▸ Your goal:
From the listing below, pull out every line where the string "سبحانه" appears.

▸ Data entries:
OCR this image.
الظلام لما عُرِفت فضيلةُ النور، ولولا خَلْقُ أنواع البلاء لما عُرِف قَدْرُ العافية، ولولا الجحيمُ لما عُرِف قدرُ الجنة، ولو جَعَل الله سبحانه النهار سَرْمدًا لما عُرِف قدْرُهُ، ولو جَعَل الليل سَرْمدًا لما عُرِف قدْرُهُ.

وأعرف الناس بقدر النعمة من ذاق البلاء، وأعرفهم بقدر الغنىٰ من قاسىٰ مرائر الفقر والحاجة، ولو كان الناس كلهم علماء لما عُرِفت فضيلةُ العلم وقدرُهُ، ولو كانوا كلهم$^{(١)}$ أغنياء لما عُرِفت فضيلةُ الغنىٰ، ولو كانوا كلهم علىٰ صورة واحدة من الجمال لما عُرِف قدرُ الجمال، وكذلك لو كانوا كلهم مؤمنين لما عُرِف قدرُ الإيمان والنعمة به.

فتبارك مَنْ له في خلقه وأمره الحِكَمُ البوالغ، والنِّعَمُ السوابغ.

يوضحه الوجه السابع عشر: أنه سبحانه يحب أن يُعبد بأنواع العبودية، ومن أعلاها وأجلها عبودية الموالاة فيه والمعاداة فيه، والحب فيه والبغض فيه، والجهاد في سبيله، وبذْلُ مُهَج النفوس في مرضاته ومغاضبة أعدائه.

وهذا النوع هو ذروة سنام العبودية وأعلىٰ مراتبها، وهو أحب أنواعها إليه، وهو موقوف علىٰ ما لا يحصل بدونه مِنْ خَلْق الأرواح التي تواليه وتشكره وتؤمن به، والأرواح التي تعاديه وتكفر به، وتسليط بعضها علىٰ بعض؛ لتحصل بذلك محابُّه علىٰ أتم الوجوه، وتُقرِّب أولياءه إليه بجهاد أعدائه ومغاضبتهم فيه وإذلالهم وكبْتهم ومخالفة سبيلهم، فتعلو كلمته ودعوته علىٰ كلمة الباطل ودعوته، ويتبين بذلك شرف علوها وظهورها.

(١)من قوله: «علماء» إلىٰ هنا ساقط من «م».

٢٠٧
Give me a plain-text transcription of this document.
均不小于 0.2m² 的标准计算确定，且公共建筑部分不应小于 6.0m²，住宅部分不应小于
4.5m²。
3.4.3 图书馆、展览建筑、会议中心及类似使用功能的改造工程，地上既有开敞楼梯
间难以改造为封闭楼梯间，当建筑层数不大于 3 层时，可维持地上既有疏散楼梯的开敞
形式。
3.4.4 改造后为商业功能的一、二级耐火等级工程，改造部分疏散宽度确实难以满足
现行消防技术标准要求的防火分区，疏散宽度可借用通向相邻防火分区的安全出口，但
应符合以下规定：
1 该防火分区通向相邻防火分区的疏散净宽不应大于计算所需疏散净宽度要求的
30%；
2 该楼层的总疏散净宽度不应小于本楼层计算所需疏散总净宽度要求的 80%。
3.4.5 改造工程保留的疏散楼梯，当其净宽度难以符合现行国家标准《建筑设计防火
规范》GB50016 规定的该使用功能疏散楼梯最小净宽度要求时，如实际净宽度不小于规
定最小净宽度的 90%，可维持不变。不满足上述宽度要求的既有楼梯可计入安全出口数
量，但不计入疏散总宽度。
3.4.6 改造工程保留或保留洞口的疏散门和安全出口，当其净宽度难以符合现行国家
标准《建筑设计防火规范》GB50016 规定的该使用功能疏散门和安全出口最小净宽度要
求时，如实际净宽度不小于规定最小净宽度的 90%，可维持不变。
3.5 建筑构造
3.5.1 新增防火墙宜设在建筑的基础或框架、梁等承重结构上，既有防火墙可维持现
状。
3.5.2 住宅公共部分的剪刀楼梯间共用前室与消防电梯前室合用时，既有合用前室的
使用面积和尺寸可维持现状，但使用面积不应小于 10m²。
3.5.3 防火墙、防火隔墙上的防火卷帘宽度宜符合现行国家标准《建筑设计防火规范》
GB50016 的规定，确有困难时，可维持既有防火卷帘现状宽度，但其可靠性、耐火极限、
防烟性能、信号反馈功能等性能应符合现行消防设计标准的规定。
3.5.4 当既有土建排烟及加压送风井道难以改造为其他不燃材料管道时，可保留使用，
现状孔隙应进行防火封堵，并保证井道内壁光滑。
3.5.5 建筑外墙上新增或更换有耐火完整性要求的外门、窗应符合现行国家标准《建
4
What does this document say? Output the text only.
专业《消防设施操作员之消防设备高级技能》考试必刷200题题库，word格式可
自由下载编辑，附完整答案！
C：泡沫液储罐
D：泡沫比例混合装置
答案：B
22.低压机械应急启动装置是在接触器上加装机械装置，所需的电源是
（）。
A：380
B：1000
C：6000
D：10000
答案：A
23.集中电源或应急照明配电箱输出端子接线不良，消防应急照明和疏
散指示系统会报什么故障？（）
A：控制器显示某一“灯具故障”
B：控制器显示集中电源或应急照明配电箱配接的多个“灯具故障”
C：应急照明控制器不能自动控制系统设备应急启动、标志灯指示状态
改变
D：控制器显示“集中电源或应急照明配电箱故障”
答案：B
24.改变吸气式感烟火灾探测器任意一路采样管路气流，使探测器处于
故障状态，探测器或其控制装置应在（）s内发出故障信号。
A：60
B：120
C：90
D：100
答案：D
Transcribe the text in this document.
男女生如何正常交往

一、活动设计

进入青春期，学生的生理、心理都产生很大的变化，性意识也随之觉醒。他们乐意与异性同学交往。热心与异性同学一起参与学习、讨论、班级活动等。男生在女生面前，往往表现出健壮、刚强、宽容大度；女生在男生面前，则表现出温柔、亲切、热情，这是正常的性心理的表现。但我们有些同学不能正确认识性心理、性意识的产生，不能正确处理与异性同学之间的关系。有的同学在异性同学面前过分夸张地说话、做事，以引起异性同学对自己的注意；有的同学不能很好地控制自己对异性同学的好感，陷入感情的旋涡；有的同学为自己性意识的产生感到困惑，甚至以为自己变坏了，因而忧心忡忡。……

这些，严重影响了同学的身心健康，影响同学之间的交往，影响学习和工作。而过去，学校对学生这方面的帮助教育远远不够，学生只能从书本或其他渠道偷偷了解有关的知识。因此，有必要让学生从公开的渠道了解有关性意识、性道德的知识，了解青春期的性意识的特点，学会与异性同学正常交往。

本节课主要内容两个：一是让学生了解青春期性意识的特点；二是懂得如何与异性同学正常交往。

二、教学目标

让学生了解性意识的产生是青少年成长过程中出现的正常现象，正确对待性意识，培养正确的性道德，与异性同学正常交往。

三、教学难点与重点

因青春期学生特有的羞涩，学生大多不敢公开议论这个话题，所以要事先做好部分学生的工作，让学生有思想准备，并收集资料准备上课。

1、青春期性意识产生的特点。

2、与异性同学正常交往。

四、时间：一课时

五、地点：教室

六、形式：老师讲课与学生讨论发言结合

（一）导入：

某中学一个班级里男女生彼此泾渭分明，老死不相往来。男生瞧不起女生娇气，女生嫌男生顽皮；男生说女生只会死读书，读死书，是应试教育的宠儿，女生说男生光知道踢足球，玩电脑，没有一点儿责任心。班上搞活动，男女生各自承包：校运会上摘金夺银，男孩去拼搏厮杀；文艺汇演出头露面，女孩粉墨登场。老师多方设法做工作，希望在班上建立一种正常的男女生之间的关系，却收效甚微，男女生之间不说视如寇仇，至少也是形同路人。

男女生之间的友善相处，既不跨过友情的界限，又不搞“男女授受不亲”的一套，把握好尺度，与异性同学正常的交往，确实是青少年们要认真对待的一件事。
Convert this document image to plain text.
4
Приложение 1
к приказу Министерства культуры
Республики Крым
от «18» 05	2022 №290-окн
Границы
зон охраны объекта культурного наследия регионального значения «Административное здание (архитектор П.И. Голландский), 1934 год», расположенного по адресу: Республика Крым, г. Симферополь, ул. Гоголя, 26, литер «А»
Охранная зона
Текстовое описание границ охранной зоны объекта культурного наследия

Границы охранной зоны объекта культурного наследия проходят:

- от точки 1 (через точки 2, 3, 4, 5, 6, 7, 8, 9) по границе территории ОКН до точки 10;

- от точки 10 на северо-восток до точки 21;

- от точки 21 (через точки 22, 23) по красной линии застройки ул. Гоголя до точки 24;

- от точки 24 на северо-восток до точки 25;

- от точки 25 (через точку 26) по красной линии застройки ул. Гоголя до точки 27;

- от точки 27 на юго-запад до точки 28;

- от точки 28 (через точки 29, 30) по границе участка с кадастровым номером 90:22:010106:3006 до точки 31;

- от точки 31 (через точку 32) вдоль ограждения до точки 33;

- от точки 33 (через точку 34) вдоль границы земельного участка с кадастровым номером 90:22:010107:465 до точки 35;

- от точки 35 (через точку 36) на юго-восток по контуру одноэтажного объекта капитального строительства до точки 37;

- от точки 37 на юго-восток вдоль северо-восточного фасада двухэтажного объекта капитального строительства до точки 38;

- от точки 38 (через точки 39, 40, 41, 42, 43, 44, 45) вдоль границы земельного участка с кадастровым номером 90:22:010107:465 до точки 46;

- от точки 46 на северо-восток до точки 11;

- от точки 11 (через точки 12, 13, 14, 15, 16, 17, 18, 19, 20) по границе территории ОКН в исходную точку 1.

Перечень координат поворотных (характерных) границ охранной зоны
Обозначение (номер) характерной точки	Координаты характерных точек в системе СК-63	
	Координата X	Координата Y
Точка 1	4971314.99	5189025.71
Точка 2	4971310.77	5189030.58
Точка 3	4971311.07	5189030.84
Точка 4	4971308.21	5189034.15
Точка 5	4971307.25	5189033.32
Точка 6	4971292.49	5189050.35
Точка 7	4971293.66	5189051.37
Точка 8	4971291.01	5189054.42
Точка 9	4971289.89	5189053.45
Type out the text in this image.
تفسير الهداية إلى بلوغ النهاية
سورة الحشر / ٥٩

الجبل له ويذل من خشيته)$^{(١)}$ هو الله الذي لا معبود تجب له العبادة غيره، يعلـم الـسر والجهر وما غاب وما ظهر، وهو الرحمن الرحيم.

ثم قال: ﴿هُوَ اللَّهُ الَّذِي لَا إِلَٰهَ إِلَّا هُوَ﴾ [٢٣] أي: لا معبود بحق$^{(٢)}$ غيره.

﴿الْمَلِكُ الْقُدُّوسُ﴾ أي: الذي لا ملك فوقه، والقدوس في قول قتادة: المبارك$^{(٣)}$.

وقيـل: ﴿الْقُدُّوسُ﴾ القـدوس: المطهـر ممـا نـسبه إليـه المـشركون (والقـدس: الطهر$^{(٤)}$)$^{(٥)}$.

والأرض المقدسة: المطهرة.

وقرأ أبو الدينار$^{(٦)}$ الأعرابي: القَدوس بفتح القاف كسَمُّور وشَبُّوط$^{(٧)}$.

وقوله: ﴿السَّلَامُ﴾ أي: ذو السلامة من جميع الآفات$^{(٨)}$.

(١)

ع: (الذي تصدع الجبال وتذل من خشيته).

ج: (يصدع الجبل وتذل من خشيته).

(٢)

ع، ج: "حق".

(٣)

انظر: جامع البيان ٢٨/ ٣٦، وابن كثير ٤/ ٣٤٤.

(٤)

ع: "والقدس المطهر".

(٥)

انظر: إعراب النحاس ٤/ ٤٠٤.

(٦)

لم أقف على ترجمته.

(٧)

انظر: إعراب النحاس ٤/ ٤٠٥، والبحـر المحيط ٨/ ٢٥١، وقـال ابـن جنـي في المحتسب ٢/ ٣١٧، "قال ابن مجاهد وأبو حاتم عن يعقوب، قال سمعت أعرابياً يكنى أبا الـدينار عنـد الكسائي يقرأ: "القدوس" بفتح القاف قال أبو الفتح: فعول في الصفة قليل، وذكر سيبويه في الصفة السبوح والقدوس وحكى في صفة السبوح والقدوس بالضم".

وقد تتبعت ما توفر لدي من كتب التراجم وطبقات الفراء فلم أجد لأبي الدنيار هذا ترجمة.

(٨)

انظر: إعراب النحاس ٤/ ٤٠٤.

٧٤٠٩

▸ Task response:
الظلام لما عُرِفت فضيلةُ النور، ولولا خَلْقُ أنواع البلاء لما عُرِف قَدْرُ العافية، ولولا الجحيمُ لما عُرِف قدرُ الجنة، ولو جَعَل الله سبحانه النهار سَرْمدًا لما عُرِف قدْرُهُ، ولو جَعَل الليل سَرْمدًا لما عُرِف قدْرُهُ.
يوضحه الوجه السابع عشر: أنه سبحانه يحب أن يُعبد بأنواع العبودية، ومن أعلاها وأجلها عبودية الموالاة فيه والمعاداة فيه، والحب فيه والبغض فيه، والجهاد في سبيله، وبذْلُ مُهَج النفوس في مرضاته ومغاضبة أعدائه.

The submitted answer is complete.